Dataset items
━━━━
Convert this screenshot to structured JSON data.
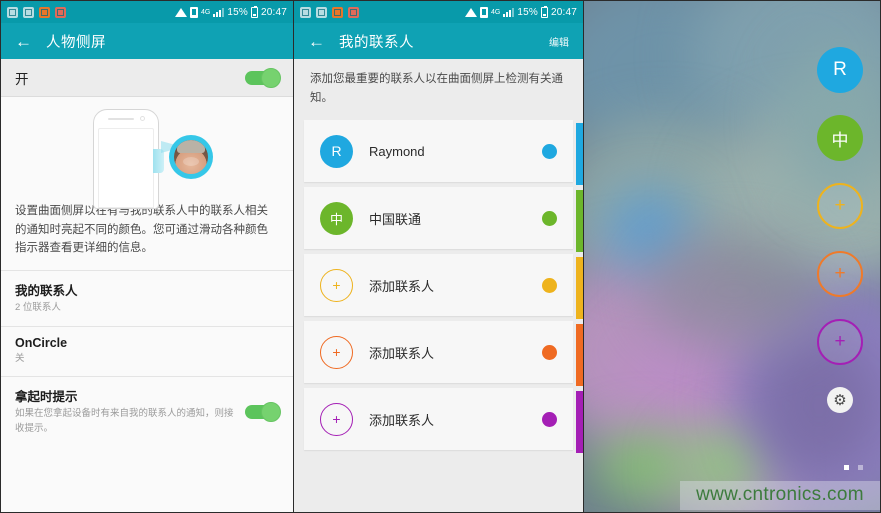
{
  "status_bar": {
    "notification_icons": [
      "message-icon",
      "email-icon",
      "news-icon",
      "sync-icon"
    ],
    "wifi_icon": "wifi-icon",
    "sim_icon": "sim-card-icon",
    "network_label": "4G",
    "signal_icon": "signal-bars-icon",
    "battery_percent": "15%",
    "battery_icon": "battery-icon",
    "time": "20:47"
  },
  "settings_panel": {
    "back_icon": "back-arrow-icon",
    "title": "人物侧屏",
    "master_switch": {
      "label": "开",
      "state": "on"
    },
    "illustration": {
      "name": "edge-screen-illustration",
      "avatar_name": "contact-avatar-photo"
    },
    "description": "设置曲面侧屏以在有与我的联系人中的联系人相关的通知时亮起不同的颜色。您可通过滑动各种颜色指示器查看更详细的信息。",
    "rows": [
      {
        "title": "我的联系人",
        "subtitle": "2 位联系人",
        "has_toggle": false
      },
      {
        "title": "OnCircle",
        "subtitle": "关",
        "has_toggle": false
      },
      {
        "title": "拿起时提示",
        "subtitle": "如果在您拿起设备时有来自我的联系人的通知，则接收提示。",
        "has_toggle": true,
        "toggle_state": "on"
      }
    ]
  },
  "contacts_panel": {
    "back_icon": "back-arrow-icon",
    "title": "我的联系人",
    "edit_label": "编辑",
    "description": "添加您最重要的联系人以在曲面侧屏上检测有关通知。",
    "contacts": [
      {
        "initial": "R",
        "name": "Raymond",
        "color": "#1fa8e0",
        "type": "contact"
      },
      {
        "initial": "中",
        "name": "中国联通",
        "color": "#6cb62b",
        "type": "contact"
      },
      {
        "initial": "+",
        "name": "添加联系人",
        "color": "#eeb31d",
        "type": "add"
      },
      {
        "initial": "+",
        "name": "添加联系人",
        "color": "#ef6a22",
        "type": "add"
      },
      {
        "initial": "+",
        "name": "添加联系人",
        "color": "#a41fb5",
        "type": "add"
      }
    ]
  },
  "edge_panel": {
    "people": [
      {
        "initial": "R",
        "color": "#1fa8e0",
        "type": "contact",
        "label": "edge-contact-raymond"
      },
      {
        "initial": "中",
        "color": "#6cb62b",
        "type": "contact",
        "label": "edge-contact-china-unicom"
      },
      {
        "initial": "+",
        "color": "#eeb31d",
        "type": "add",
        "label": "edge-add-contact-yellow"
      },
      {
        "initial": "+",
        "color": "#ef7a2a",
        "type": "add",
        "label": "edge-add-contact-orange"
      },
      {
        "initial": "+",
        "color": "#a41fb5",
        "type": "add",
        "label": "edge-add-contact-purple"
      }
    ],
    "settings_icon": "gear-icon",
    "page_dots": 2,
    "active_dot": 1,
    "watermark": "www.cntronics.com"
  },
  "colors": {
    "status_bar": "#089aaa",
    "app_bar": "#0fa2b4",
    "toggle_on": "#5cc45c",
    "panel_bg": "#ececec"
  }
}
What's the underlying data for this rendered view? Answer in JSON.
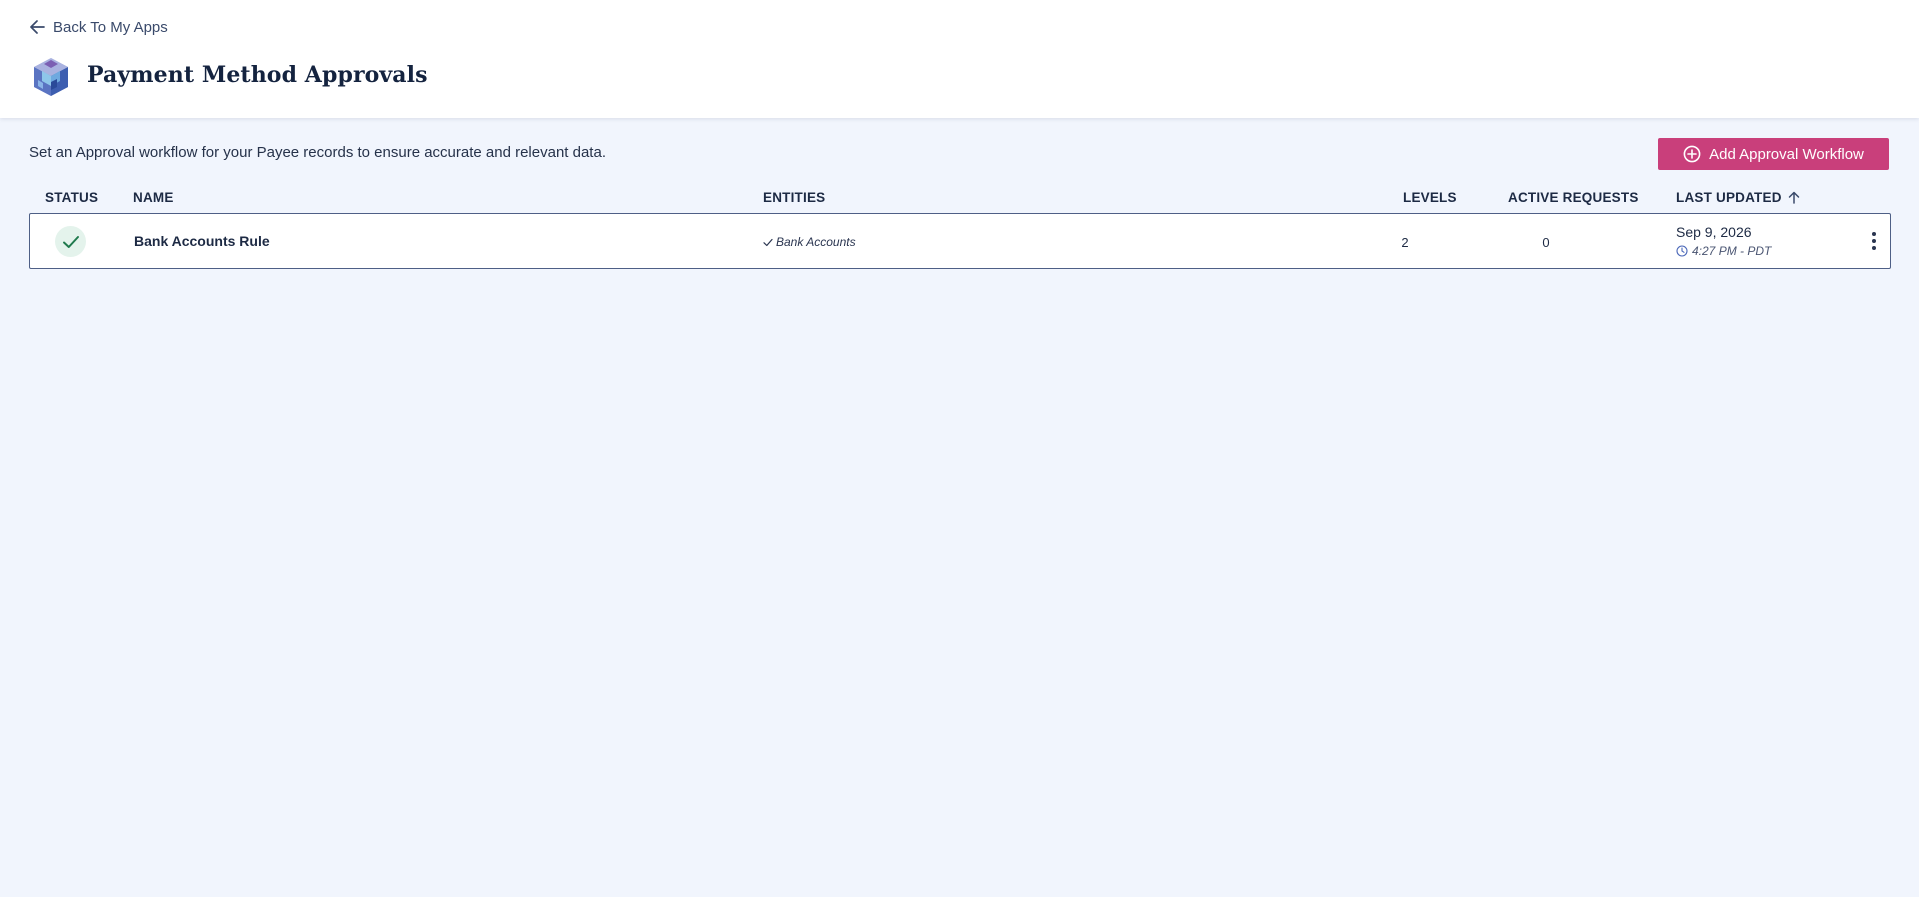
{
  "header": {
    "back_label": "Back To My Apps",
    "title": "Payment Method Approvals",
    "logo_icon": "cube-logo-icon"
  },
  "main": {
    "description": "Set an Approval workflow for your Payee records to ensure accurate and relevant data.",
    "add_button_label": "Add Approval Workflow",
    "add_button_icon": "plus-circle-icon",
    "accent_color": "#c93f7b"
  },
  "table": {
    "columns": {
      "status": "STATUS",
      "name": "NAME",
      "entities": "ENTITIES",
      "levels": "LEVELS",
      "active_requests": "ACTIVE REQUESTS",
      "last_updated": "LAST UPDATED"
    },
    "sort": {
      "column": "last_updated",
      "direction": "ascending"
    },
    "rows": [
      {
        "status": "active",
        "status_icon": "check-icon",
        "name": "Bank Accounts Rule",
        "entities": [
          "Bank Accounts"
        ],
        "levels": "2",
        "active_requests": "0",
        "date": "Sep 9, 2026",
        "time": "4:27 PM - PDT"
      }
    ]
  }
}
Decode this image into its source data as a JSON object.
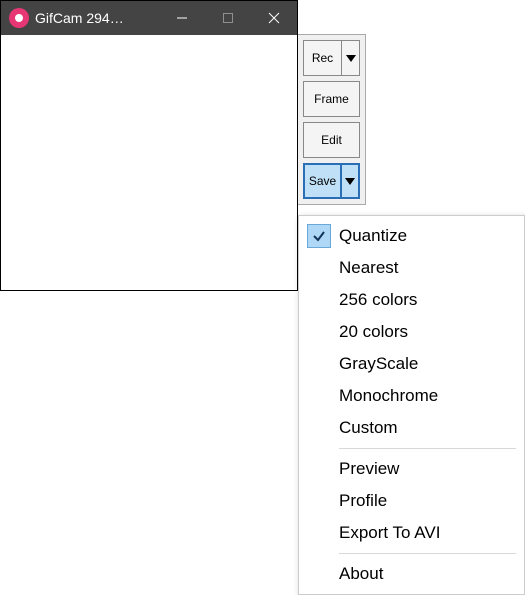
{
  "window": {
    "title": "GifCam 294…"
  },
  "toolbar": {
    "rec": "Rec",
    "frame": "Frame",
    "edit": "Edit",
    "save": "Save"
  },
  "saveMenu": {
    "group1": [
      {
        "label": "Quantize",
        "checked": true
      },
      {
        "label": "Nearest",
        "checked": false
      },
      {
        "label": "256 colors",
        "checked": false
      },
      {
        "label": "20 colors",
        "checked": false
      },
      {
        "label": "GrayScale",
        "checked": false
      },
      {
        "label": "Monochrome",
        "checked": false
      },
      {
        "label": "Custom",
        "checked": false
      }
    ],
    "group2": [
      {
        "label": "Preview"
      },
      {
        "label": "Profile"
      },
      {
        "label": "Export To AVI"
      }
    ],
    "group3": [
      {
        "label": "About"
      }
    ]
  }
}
━━━━
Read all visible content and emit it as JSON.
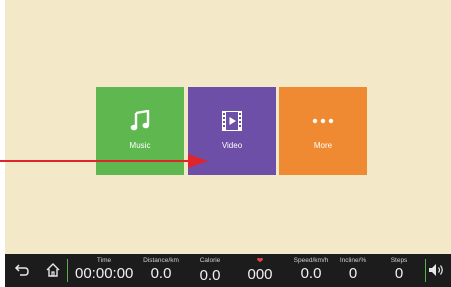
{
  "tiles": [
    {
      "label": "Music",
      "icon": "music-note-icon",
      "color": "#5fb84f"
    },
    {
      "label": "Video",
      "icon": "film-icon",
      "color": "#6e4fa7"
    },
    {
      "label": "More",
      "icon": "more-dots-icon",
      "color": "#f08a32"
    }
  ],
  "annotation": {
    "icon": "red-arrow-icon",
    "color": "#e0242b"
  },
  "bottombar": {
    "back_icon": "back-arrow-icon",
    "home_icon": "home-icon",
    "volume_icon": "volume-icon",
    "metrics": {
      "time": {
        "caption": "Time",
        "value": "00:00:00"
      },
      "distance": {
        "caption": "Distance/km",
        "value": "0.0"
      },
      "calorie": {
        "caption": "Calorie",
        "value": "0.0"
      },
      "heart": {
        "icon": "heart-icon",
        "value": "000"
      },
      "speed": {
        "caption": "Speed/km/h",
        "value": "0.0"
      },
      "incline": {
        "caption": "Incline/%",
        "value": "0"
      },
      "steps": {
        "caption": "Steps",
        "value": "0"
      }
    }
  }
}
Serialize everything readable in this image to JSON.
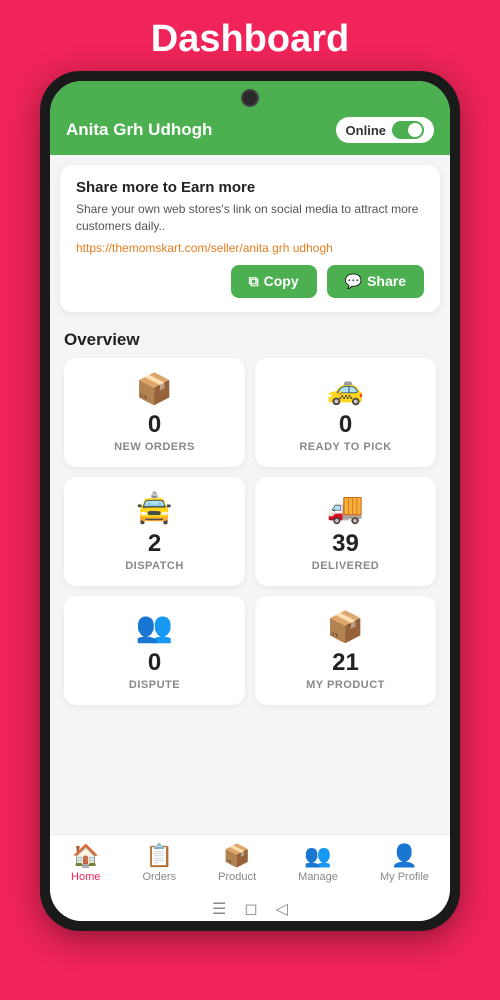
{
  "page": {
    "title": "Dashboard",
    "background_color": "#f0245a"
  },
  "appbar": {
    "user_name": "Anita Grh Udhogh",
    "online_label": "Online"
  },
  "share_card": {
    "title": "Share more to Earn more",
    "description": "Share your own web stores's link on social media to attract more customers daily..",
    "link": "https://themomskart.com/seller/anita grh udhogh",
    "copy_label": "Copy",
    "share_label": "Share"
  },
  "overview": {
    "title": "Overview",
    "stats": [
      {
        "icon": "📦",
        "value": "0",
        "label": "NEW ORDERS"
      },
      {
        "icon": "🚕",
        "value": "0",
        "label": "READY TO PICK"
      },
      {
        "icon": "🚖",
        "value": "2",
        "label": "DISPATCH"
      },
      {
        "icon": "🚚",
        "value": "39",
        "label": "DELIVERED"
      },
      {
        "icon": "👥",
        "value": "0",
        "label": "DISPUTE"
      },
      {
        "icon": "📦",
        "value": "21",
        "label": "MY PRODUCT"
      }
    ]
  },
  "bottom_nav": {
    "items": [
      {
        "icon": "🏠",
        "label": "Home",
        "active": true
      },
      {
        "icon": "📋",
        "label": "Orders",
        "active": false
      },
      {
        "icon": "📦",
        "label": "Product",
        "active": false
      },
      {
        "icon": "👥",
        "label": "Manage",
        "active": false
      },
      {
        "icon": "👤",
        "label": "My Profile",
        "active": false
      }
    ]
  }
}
━━━━
▶ _EXERCISE_
Filter lines by "description" and return each hit.

▶ _SOLUTION FOR THIS EXERCISE_
    "description": "设置曲面侧屏以在有与我的联系人中的联系人相关的通知时亮起不同的颜色。您可通过滑动各种颜色指示器查看更详细的信息。",
    "description": "添加您最重要的联系人以在曲面侧屏上检测有关通知。",
    "description": "Set an Approval workflow for your Payee records to ensure accurate and relevant data.",
    "description": "Share your own web stores's link on social media to attract more customers daily..",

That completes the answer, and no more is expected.